- _Stored data_
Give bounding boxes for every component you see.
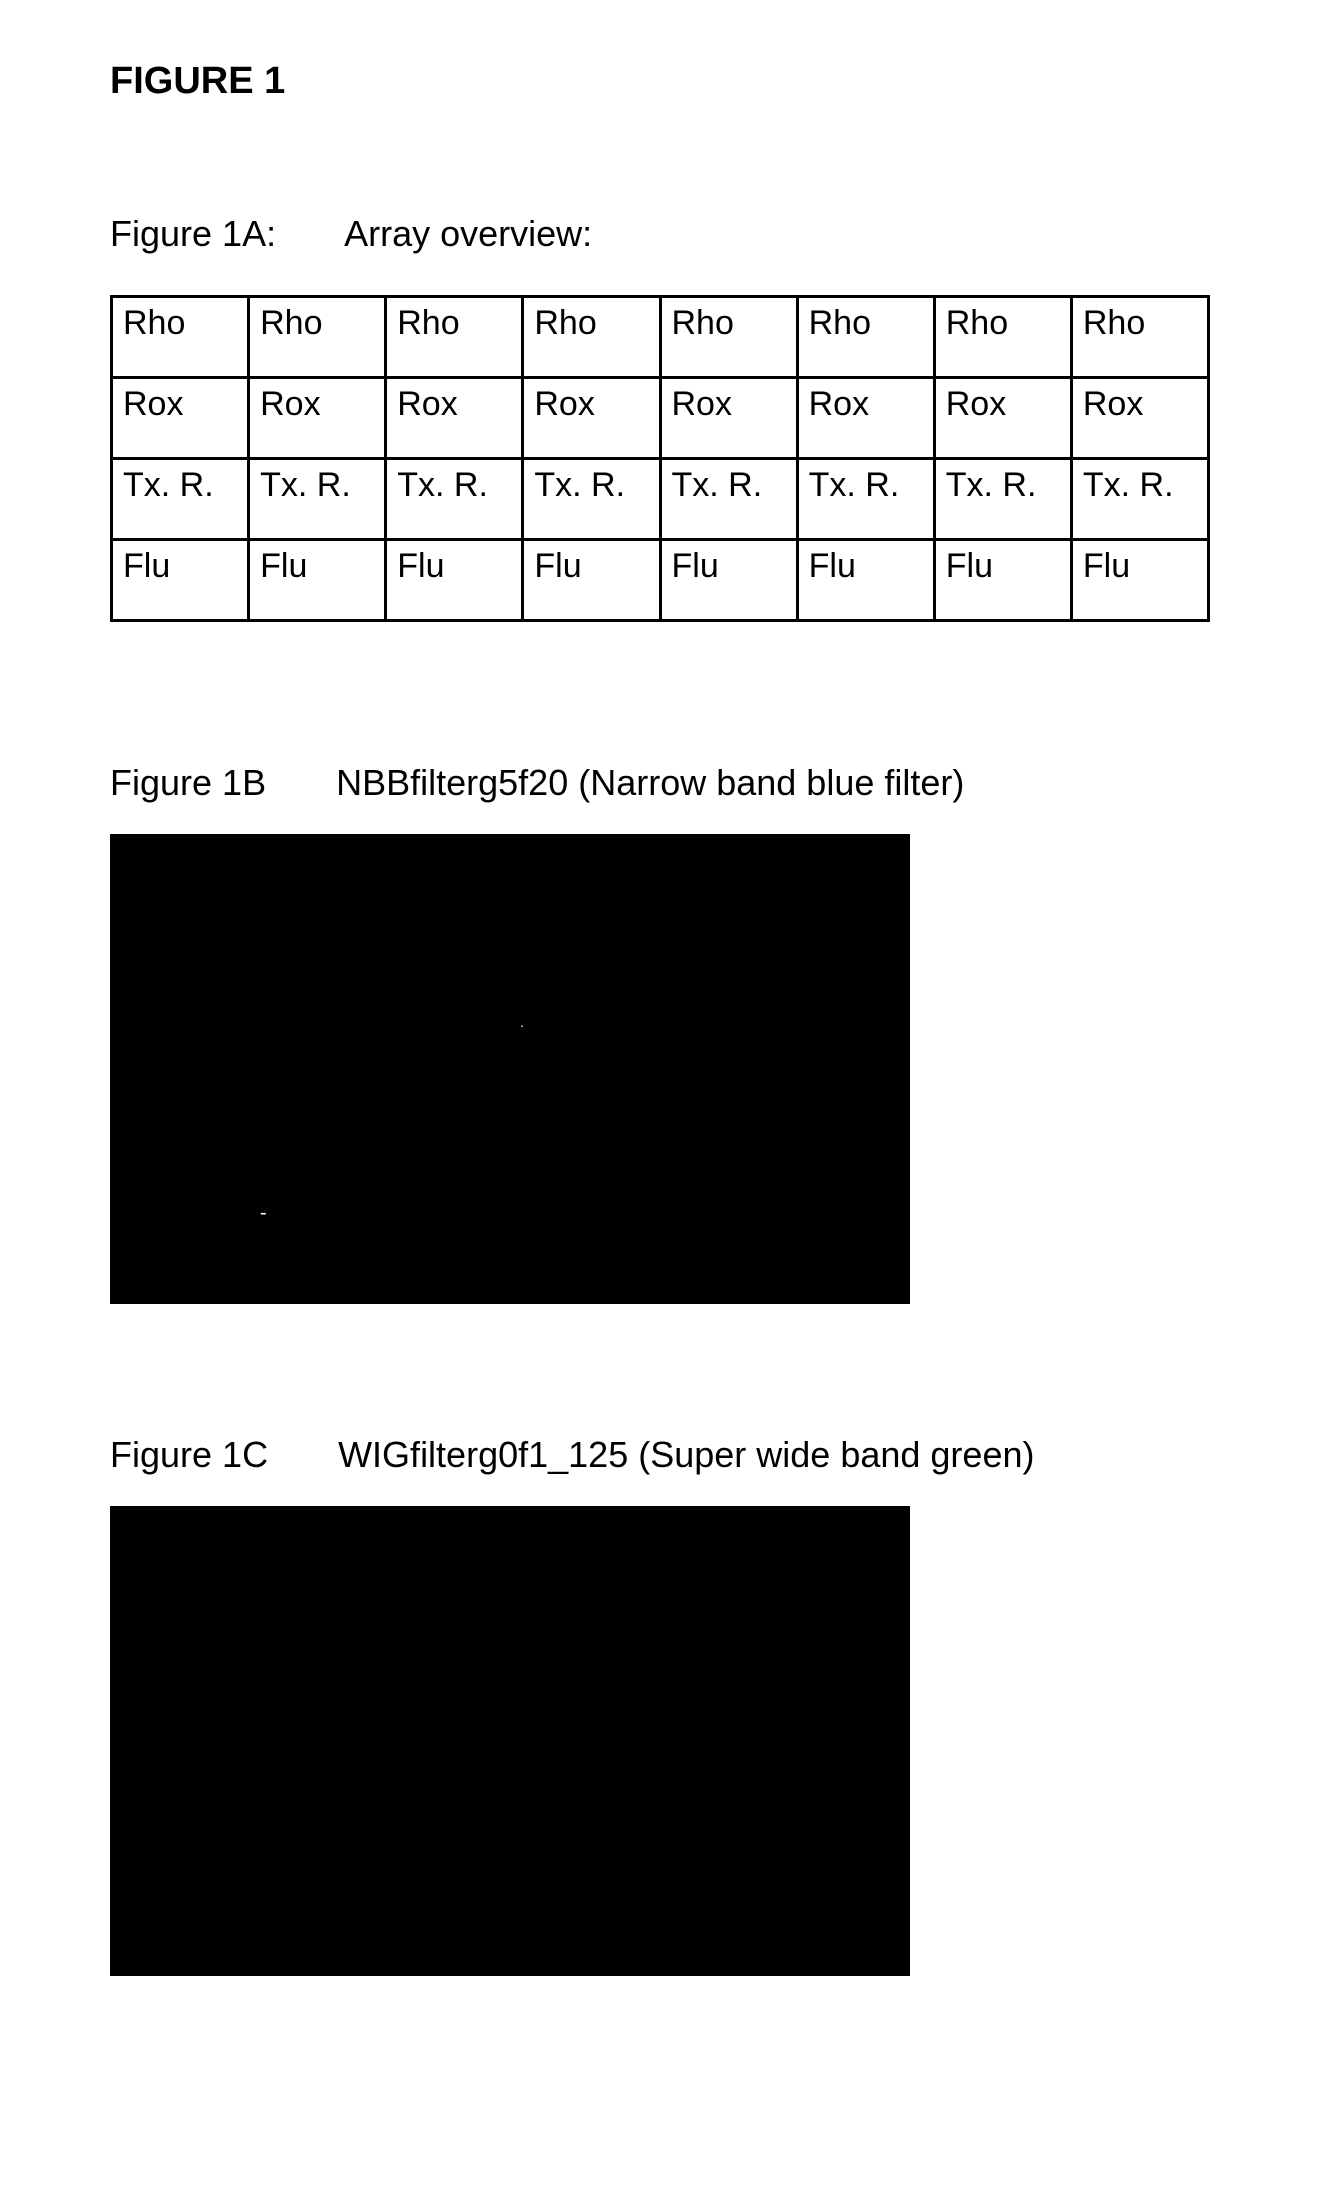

* * *

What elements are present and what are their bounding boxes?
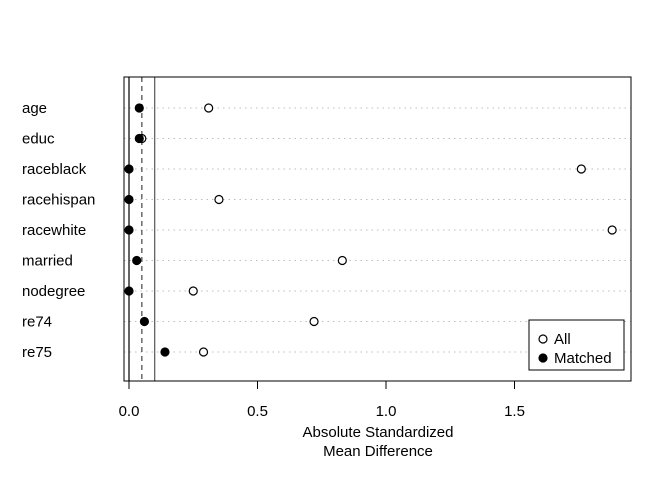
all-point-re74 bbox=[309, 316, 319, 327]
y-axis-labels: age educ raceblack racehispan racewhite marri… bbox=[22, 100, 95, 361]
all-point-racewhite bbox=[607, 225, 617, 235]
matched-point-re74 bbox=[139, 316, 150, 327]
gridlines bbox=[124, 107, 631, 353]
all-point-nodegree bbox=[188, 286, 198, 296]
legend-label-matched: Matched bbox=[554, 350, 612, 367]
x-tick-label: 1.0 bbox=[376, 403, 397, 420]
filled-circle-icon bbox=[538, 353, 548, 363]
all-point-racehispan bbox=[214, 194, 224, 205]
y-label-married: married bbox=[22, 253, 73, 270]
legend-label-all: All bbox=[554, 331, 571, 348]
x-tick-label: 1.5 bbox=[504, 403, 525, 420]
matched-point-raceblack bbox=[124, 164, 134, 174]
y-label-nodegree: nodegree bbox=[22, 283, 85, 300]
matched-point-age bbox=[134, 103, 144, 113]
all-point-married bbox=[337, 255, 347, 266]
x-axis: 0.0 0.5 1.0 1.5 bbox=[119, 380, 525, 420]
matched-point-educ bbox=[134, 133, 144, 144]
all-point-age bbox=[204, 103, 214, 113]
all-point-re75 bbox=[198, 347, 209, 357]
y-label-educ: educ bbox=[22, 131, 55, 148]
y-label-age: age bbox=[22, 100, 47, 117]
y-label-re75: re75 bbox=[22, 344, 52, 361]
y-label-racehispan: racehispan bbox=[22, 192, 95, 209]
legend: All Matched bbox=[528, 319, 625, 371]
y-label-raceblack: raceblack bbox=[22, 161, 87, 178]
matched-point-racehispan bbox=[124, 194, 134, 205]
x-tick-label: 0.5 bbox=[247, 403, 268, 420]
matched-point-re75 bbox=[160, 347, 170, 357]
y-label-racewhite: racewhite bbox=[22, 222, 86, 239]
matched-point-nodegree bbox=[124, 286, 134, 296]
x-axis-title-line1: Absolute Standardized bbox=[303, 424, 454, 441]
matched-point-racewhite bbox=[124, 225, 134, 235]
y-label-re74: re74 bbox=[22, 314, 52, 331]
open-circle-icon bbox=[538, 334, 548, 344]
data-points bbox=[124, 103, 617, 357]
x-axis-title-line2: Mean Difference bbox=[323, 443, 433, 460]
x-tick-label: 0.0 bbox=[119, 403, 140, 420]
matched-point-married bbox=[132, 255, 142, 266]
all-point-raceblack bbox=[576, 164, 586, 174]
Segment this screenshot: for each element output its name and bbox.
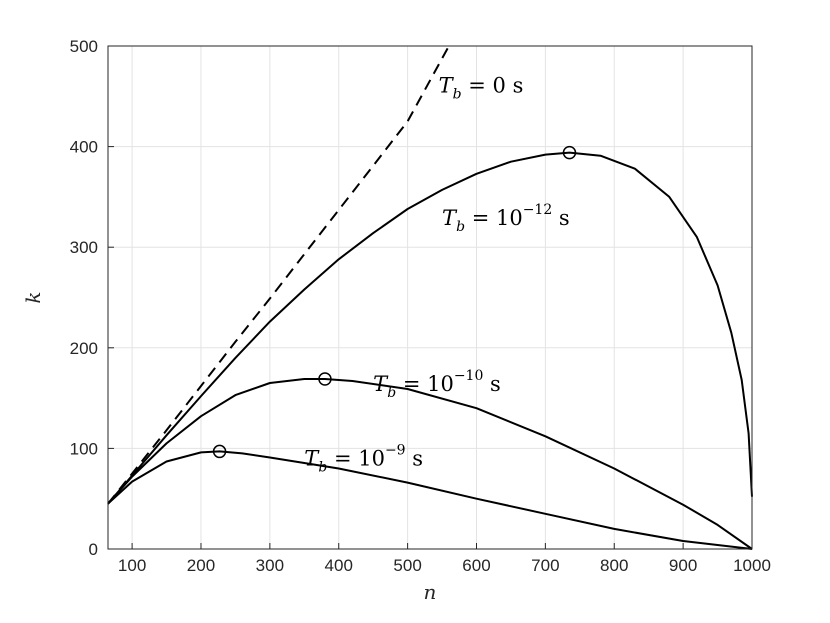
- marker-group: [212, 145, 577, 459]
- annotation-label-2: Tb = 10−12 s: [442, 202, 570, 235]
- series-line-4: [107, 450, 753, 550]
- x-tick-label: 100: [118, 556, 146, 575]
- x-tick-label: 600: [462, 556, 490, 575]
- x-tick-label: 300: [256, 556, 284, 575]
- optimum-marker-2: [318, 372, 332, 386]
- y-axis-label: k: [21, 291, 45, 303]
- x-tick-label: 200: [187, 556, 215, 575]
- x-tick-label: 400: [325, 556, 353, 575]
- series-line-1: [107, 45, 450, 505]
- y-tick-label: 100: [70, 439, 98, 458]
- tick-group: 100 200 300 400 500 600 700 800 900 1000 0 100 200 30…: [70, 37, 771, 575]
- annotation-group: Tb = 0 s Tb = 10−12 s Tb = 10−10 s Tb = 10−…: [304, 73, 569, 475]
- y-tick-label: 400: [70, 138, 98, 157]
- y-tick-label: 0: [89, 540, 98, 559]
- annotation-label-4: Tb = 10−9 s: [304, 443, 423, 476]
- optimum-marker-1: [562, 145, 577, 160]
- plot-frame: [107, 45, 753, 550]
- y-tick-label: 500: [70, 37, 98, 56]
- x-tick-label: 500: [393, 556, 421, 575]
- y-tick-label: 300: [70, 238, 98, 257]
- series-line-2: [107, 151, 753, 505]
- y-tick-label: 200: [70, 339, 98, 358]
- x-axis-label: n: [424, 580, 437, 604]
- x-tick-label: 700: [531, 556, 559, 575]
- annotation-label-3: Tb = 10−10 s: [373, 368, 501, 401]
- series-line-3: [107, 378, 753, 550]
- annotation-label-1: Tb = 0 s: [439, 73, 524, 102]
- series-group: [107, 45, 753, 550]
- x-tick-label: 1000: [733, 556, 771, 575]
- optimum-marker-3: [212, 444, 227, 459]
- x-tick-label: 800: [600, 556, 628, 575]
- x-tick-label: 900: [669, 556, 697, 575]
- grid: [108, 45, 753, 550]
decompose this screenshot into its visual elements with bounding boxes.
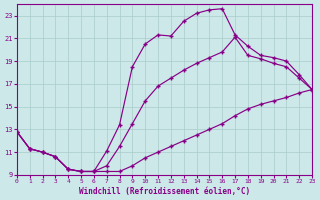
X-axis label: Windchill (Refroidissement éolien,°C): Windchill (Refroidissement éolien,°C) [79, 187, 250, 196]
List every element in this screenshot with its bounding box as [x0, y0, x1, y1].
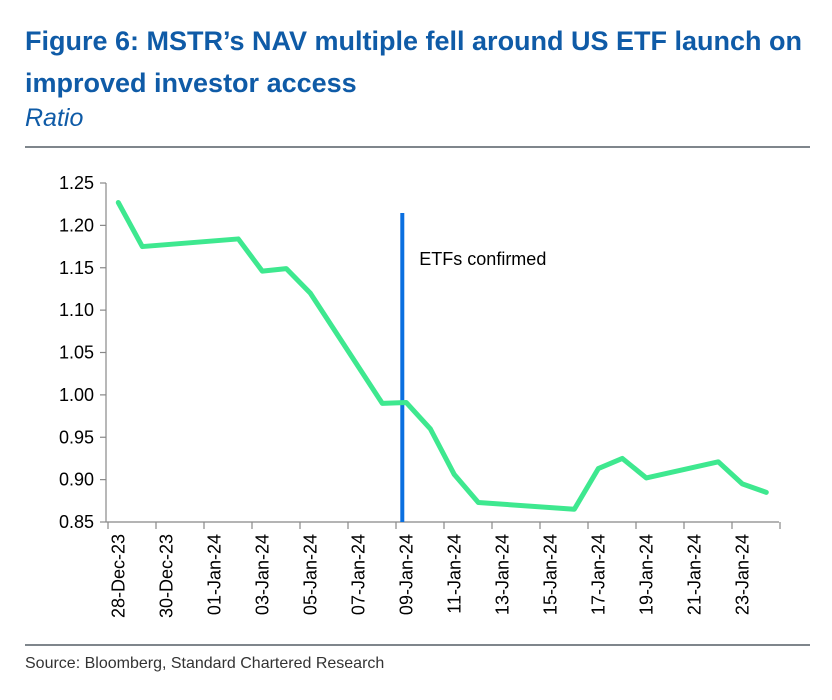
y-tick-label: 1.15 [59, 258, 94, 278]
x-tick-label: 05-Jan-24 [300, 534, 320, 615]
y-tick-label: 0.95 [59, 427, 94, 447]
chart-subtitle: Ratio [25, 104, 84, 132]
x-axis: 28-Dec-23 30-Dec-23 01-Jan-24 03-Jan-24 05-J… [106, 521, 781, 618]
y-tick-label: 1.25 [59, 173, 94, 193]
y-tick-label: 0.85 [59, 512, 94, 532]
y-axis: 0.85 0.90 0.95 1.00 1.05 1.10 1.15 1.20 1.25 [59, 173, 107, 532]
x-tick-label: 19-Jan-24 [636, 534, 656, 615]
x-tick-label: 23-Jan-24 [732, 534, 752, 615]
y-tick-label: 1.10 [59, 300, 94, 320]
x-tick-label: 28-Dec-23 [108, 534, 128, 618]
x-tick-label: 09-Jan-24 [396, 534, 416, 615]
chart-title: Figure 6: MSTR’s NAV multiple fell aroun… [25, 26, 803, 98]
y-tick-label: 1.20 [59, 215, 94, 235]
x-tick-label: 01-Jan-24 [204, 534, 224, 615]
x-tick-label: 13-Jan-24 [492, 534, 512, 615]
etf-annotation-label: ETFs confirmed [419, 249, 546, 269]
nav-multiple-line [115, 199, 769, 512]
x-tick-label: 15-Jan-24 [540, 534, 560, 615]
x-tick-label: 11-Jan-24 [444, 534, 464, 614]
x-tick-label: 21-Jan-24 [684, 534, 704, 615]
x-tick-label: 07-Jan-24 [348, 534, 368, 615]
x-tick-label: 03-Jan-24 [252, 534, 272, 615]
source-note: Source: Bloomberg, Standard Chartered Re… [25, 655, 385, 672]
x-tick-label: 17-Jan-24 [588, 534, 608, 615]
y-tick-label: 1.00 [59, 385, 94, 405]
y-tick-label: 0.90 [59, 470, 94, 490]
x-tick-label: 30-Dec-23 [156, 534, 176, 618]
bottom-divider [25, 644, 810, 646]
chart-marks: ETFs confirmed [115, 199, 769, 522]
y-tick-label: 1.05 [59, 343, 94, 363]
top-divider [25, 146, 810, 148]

==

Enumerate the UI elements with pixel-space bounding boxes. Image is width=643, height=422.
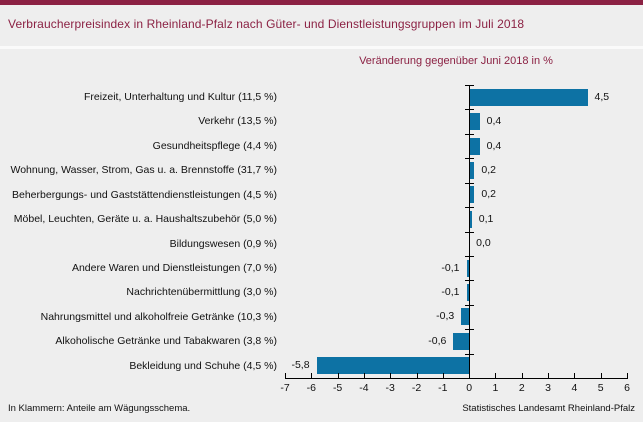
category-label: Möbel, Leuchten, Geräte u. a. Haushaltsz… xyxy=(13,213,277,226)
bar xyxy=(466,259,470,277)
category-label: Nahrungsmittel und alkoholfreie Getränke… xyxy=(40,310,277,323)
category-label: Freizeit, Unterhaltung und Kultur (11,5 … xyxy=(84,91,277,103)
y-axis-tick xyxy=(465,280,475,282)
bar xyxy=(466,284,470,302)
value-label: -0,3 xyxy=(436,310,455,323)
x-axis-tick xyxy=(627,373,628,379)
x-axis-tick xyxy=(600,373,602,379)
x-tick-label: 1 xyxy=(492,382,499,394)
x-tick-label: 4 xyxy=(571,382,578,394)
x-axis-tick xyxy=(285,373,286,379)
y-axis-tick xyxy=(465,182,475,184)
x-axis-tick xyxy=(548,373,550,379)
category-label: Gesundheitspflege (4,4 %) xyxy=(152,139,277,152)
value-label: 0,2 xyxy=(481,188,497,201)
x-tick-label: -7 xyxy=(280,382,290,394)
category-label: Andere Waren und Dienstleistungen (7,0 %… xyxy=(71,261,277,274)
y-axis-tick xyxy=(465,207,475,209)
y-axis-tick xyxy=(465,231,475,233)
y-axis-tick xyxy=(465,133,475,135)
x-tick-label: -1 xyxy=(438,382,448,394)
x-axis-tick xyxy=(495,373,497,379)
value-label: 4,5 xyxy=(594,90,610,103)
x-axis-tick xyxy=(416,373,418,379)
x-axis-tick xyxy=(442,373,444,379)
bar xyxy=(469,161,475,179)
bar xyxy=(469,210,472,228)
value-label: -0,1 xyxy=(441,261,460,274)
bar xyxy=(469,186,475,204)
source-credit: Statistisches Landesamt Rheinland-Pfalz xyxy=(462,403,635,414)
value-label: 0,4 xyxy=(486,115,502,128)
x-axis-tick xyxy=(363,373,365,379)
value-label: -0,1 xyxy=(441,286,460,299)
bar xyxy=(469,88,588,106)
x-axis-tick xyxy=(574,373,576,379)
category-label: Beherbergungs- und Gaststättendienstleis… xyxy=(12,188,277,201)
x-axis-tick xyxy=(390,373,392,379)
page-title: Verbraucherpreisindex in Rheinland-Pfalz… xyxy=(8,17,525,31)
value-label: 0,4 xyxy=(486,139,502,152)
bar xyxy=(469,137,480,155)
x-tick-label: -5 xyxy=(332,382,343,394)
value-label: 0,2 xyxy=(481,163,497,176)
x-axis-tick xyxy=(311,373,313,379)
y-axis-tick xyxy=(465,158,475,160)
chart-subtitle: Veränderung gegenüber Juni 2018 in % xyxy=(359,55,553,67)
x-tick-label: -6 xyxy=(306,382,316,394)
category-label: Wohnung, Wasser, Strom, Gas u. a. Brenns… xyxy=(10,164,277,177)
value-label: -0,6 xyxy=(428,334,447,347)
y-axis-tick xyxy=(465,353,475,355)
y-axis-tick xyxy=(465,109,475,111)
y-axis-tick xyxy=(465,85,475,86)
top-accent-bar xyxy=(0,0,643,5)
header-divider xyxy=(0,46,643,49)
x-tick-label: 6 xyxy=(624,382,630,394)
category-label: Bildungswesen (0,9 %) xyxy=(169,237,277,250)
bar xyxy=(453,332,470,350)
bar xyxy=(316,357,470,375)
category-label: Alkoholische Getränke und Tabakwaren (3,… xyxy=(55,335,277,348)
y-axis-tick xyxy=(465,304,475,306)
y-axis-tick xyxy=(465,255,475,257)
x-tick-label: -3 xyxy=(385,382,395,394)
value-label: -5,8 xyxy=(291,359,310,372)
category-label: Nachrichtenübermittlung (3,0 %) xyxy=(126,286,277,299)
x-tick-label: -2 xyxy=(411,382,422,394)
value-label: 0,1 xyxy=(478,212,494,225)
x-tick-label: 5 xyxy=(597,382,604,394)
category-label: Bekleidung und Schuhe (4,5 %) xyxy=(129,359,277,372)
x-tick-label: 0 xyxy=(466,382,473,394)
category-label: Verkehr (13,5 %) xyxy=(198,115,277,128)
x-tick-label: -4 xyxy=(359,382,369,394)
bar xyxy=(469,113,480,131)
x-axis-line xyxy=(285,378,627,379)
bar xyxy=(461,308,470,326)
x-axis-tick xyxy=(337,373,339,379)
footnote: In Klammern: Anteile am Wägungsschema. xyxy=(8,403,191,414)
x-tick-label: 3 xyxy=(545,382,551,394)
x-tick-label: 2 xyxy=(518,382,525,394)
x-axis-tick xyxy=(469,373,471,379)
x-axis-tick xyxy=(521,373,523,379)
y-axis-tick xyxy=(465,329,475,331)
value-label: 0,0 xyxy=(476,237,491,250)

- _Task description_
Recast the item lines as a JSON list of strings, one string per line with blank lines omitted, starting with the line containing "Segment this screenshot: for" and continuing through the line containing "- optimum-marker-2: [318, 372, 332, 386]". Leave the pictures out of the list.

- _Written solution_
[
  "Segment this screenshot: for each element output its name and bbox.",
  "- marker-group: [212, 145, 577, 459]",
  "- annotation-label-2: Tb = 10−12 s: [442, 202, 570, 235]",
  "- series-line-4: [107, 450, 753, 550]",
  "- x-tick-label: 100: [118, 556, 146, 575]",
  "- x-tick-label: 600: [462, 556, 490, 575]",
  "- x-tick-label: 300: [256, 556, 284, 575]",
  "- optimum-marker-2: [318, 372, 332, 386]"
]